= Goal =
Count the lines in the records below that contain the word "Seeing", and reply with only that number.

+++

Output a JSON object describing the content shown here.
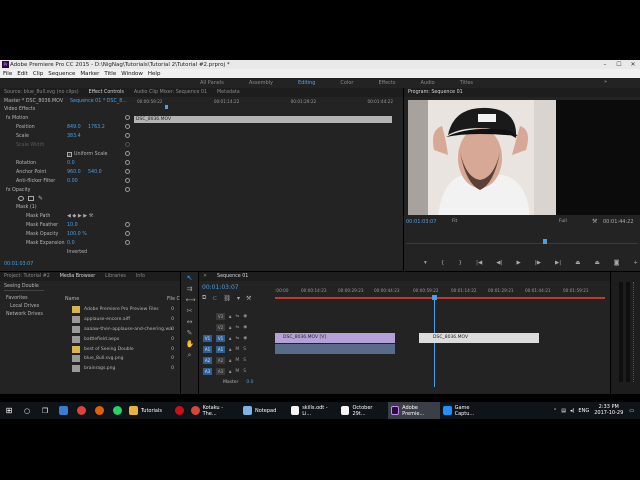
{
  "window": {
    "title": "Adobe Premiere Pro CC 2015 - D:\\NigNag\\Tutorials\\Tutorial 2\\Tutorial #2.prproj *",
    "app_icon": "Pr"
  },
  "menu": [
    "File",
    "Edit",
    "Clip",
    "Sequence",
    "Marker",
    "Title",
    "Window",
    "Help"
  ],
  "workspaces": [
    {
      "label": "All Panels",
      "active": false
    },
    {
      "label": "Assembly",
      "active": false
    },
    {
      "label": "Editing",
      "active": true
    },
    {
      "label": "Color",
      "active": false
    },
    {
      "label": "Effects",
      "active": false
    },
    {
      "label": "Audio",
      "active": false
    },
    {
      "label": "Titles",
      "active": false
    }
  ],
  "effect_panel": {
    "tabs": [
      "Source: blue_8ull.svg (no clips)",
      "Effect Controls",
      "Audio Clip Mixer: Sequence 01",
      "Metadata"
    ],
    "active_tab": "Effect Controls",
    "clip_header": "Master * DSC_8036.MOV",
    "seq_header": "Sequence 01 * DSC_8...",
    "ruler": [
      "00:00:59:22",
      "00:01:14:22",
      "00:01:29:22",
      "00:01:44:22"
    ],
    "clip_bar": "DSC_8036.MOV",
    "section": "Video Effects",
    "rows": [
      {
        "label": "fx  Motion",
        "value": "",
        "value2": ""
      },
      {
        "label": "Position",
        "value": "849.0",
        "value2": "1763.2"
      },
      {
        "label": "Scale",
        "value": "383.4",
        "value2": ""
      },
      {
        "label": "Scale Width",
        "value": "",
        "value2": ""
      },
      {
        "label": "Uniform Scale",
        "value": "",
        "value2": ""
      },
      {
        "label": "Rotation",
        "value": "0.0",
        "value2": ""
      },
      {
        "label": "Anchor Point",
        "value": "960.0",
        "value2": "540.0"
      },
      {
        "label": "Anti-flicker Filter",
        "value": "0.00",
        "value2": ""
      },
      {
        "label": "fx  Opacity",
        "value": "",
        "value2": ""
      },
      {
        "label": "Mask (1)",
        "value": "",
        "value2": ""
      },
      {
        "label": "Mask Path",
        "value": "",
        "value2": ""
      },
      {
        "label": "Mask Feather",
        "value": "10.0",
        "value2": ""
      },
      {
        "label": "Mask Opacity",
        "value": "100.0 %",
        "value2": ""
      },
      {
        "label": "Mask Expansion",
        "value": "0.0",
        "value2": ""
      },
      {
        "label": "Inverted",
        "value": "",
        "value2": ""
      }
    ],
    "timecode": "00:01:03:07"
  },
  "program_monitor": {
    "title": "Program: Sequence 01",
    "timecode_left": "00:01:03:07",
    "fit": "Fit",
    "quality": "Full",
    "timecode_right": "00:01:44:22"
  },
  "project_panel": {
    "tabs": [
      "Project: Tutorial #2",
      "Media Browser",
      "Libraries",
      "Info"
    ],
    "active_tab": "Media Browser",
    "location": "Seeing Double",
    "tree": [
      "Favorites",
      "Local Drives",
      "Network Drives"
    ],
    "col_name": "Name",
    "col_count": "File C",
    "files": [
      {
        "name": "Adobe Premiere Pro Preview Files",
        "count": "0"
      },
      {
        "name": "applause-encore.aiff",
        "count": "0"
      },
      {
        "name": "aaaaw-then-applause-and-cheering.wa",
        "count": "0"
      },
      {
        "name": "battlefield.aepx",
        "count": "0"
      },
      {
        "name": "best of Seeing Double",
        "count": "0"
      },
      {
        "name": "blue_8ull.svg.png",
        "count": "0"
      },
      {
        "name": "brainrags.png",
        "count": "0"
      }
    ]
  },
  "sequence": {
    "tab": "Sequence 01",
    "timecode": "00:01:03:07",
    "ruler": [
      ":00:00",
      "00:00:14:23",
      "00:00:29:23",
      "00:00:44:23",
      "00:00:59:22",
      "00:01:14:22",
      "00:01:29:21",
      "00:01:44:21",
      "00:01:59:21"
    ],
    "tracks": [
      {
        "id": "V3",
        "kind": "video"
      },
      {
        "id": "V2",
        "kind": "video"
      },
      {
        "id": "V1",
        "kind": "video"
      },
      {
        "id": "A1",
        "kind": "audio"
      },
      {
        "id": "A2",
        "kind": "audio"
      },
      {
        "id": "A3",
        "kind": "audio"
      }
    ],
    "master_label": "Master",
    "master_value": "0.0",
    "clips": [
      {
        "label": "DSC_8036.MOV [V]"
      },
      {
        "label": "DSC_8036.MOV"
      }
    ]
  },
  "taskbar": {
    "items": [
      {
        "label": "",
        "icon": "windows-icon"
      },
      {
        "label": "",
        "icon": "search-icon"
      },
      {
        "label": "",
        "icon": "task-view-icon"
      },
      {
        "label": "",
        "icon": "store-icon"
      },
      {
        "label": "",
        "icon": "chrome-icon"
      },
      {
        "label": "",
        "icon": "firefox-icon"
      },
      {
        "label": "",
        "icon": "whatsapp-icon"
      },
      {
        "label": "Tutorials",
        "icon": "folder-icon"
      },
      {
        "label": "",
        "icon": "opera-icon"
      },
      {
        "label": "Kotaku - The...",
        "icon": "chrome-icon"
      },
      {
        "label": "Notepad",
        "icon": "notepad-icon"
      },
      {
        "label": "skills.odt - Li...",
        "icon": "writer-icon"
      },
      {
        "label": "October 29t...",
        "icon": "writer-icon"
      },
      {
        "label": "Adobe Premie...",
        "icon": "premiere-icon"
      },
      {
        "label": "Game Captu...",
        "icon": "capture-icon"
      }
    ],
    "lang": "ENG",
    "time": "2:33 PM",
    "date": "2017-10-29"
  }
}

+++

= Solution below =
2